• Problem statement: Return the listing below in full, with every line exactly as it is.

• Stored rows:
=====

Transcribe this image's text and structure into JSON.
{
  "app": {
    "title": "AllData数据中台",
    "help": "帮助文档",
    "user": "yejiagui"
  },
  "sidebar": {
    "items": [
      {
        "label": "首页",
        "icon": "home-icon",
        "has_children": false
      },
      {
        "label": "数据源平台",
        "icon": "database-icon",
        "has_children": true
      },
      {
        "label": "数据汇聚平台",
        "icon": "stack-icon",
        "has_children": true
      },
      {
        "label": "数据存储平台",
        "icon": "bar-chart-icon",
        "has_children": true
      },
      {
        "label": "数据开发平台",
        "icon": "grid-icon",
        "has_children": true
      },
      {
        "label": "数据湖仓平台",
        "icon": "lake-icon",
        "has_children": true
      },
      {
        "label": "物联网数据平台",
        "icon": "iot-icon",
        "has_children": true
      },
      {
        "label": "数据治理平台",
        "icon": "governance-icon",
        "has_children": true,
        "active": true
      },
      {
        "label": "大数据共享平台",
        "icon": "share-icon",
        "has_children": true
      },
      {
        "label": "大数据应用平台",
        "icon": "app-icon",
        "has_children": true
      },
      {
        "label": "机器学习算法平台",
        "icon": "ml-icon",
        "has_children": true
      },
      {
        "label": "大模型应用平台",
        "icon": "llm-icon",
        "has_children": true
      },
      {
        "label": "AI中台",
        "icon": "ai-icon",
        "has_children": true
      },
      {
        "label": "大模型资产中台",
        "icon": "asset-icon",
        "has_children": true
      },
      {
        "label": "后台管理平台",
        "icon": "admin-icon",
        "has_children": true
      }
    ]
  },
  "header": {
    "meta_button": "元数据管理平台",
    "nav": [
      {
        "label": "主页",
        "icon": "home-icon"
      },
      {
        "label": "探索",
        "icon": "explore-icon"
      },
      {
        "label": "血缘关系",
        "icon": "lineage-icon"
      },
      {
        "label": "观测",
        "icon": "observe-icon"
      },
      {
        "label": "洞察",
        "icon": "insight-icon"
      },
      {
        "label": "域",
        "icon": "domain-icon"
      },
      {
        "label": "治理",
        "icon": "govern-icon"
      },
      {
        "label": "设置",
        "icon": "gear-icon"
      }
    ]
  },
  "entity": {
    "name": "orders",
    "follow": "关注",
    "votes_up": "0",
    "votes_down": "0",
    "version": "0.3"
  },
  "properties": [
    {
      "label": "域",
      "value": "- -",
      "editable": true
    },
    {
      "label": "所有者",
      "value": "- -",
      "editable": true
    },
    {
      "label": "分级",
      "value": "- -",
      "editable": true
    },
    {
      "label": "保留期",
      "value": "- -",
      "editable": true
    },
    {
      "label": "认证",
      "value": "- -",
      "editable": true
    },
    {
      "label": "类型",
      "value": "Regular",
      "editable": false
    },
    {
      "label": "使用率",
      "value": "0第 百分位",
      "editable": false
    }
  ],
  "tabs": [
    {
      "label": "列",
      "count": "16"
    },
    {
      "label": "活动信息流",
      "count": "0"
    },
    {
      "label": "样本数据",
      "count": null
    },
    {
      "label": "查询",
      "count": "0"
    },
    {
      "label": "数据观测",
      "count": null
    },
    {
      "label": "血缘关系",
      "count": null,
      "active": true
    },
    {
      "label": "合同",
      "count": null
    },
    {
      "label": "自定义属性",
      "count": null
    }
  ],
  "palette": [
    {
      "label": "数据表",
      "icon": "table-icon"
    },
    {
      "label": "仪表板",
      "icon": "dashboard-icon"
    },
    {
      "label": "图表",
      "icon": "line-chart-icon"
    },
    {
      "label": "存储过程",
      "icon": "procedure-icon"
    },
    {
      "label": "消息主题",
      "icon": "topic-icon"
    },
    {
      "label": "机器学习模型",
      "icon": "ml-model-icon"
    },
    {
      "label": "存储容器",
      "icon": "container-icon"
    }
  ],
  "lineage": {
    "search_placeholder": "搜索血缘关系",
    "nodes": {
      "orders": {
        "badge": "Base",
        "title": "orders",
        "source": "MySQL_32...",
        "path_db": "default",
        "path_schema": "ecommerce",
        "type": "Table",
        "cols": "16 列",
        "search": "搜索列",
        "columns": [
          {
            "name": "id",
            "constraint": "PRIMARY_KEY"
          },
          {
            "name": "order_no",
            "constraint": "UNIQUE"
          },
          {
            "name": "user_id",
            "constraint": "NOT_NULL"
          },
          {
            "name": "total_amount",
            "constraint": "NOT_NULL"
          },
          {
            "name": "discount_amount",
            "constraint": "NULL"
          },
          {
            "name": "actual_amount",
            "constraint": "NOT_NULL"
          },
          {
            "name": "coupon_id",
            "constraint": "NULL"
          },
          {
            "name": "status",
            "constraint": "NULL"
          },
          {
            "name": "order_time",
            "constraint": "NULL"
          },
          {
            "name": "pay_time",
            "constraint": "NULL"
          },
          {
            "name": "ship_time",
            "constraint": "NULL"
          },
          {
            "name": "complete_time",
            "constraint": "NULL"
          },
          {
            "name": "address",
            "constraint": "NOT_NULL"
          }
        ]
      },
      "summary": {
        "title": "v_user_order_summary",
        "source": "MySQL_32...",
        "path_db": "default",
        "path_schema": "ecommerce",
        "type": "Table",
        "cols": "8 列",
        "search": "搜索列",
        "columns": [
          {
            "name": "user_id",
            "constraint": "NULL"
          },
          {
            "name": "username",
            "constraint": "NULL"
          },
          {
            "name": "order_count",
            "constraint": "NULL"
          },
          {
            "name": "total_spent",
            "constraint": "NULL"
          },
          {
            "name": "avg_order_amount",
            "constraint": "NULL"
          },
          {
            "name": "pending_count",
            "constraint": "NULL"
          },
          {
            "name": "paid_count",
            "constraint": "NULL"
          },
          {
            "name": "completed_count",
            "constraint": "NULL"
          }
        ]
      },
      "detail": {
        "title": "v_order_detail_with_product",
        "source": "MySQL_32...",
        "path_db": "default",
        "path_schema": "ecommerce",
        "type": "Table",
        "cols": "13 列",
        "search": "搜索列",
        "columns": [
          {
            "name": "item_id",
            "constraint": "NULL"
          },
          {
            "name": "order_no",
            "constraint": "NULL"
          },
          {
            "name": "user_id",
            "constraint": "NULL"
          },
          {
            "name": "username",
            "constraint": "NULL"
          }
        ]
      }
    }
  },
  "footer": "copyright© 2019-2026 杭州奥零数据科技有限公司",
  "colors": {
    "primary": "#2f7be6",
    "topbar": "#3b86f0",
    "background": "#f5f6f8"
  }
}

=====

• Task response:
Transcribe this image's text and structure into JSON.
{
  "app": {
    "title": "AllData数据中台",
    "help": "帮助文档",
    "user": "yejiagui"
  },
  "sidebar": {
    "items": [
      {
        "label": "首页",
        "icon": "home-icon",
        "has_children": false
      },
      {
        "label": "数据源平台",
        "icon": "database-icon",
        "has_children": true
      },
      {
        "label": "数据汇聚平台",
        "icon": "stack-icon",
        "has_children": true
      },
      {
        "label": "数据存储平台",
        "icon": "bar-chart-icon",
        "has_children": true
      },
      {
        "label": "数据开发平台",
        "icon": "grid-icon",
        "has_children": true
      },
      {
        "label": "数据湖仓平台",
        "icon": "lake-icon",
        "has_children": true
      },
      {
        "label": "物联网数据平台",
        "icon": "iot-icon",
        "has_children": true
      },
      {
        "label": "数据治理平台",
        "icon": "governance-icon",
        "has_children": true,
        "active": true
      },
      {
        "label": "大数据共享平台",
        "icon": "share-icon",
        "has_children": true
      },
      {
        "label": "大数据应用平台",
        "icon": "app-icon",
        "has_children": true
      },
      {
        "label": "机器学习算法平台",
        "icon": "ml-icon",
        "has_children": true
      },
      {
        "label": "大模型应用平台",
        "icon": "llm-icon",
        "has_children": true
      },
      {
        "label": "AI中台",
        "icon": "ai-icon",
        "has_children": true
      },
      {
        "label": "大模型资产中台",
        "icon": "asset-icon",
        "has_children": true
      },
      {
        "label": "后台管理平台",
        "icon": "admin-icon",
        "has_children": true
      }
    ]
  },
  "header": {
    "meta_button": "元数据管理平台",
    "nav": [
      {
        "label": "主页",
        "icon": "home-icon"
      },
      {
        "label": "探索",
        "icon": "explore-icon"
      },
      {
        "label": "血缘关系",
        "icon": "lineage-icon"
      },
      {
        "label": "观测",
        "icon": "observe-icon"
      },
      {
        "label": "洞察",
        "icon": "insight-icon"
      },
      {
        "label": "域",
        "icon": "domain-icon"
      },
      {
        "label": "治理",
        "icon": "govern-icon"
      },
      {
        "label": "设置",
        "icon": "gear-icon"
      }
    ]
  },
  "entity": {
    "name": "orders",
    "follow": "关注",
    "votes_up": "0",
    "votes_down": "0",
    "version": "0.3"
  },
  "properties": [
    {
      "label": "域",
      "value": "- -",
      "editable": true
    },
    {
      "label": "所有者",
      "value": "- -",
      "editable": true
    },
    {
      "label": "分级",
      "value": "- -",
      "editable": true
    },
    {
      "label": "保留期",
      "value": "- -",
      "editable": true
    },
    {
      "label": "认证",
      "value": "- -",
      "editable": true
    },
    {
      "label": "类型",
      "value": "Regular",
      "editable": false
    },
    {
      "label": "使用率",
      "value": "0第 百分位",
      "editable": false
    }
  ],
  "tabs": [
    {
      "label": "列",
      "count": "16"
    },
    {
      "label": "活动信息流",
      "count": "0"
    },
    {
      "label": "样本数据",
      "count": null
    },
    {
      "label": "查询",
      "count": "0"
    },
    {
      "label": "数据观测",
      "count": null
    },
    {
      "label": "血缘关系",
      "count": null,
      "active": true
    },
    {
      "label": "合同",
      "count": null
    },
    {
      "label": "自定义属性",
      "count": null
    }
  ],
  "palette": [
    {
      "label": "数据表",
      "icon": "table-icon"
    },
    {
      "label": "仪表板",
      "icon": "dashboard-icon"
    },
    {
      "label": "图表",
      "icon": "line-chart-icon"
    },
    {
      "label": "存储过程",
      "icon": "procedure-icon"
    },
    {
      "label": "消息主题",
      "icon": "topic-icon"
    },
    {
      "label": "机器学习模型",
      "icon": "ml-model-icon"
    },
    {
      "label": "存储容器",
      "icon": "container-icon"
    }
  ],
  "lineage": {
    "search_placeholder": "搜索血缘关系",
    "nodes": {
      "orders": {
        "badge": "Base",
        "title": "orders",
        "source": "MySQL_32...",
        "path_db": "default",
        "path_schema": "ecommerce",
        "type": "Table",
        "cols": "16 列",
        "search": "搜索列",
        "columns": [
          {
            "name": "id",
            "constraint": "PRIMARY_KEY"
          },
          {
            "name": "order_no",
            "constraint": "UNIQUE"
          },
          {
            "name": "user_id",
            "constraint": "NOT_NULL"
          },
          {
            "name": "total_amount",
            "constraint": "NOT_NULL"
          },
          {
            "name": "discount_amount",
            "constraint": "NULL"
          },
          {
            "name": "actual_amount",
            "constraint": "NOT_NULL"
          },
          {
            "name": "coupon_id",
            "constraint": "NULL"
          },
          {
            "name": "status",
            "constraint": "NULL"
          },
          {
            "name": "order_time",
            "constraint": "NULL"
          },
          {
            "name": "pay_time",
            "constraint": "NULL"
          },
          {
            "name": "ship_time",
            "constraint": "NULL"
          },
          {
            "name": "complete_time",
            "constraint": "NULL"
          },
          {
            "name": "address",
            "constraint": "NOT_NULL"
          }
        ]
      },
      "summary": {
        "title": "v_user_order_summary",
        "source": "MySQL_32...",
        "path_db": "default",
        "path_schema": "ecommerce",
        "type": "Table",
        "cols": "8 列",
        "search": "搜索列",
        "columns": [
          {
            "name": "user_id",
            "constraint": "NULL"
          },
          {
            "name": "username",
            "constraint": "NULL"
          },
          {
            "name": "order_count",
            "constraint": "NULL"
          },
          {
            "name": "total_spent",
            "constraint": "NULL"
          },
          {
            "name": "avg_order_amount",
            "constraint": "NULL"
          },
          {
            "name": "pending_count",
            "constraint": "NULL"
          },
          {
            "name": "paid_count",
            "constraint": "NULL"
          },
          {
            "name": "completed_count",
            "constraint": "NULL"
          }
        ]
      },
      "detail": {
        "title": "v_order_detail_with_product",
        "source": "MySQL_32...",
        "path_db": "default",
        "path_schema": "ecommerce",
        "type": "Table",
        "cols": "13 列",
        "search": "搜索列",
        "columns": [
          {
            "name": "item_id",
            "constraint": "NULL"
          },
          {
            "name": "order_no",
            "constraint": "NULL"
          },
          {
            "name": "user_id",
            "constraint": "NULL"
          },
          {
            "name": "username",
            "constraint": "NULL"
          }
        ]
      }
    }
  },
  "footer": "copyright© 2019-2026 杭州奥零数据科技有限公司",
  "colors": {
    "primary": "#2f7be6",
    "topbar": "#3b86f0",
    "background": "#f5f6f8"
  }
}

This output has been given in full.